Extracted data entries
** Begin **

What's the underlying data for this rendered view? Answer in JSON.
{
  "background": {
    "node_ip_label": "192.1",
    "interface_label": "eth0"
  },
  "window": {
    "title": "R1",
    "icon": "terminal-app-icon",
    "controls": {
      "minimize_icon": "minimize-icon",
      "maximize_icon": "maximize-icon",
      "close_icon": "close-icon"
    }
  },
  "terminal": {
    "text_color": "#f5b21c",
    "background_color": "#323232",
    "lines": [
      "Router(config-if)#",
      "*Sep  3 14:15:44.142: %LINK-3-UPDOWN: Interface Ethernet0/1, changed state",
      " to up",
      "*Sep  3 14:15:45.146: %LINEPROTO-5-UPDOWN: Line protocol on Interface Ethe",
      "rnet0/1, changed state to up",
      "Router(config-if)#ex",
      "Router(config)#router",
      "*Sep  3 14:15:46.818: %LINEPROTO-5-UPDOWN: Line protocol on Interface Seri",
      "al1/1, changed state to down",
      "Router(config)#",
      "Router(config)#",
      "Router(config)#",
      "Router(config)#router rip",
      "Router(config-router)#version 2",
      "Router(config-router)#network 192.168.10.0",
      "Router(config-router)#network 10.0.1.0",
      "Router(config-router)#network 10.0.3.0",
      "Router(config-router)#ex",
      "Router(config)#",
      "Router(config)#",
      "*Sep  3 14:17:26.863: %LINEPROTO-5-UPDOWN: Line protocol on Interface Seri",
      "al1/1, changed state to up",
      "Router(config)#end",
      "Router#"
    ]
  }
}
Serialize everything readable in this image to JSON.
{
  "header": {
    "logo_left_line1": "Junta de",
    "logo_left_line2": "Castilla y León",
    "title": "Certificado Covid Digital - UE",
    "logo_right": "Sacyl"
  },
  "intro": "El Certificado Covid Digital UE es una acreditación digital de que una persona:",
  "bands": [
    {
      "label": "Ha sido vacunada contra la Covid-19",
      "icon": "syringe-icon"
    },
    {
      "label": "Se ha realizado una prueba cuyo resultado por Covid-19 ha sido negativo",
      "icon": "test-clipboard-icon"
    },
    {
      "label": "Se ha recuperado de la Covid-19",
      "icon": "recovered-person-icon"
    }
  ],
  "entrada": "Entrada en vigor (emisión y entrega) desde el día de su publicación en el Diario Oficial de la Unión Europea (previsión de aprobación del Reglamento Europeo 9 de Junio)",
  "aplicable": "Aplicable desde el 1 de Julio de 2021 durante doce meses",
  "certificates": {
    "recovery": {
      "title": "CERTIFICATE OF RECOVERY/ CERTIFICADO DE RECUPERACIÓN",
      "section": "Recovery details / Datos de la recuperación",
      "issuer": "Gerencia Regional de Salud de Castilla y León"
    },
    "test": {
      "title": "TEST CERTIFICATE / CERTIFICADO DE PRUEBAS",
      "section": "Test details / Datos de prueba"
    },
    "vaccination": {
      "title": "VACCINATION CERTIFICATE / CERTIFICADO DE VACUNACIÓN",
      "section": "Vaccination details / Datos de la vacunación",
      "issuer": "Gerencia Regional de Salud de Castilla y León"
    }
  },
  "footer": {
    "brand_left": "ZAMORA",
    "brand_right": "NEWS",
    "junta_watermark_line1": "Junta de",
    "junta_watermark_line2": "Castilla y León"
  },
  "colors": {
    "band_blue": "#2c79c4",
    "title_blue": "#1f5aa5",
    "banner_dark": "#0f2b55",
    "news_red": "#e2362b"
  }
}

** End **

### AIM OF THE EXERCISE
Copy every line of the listing where the word "sido" appears.

### RESPONSE
      "label": "Ha sido vacunada contra la Covid-19",
      "label": "Se ha realizado una prueba cuyo resultado por Covid-19 ha sido negativo",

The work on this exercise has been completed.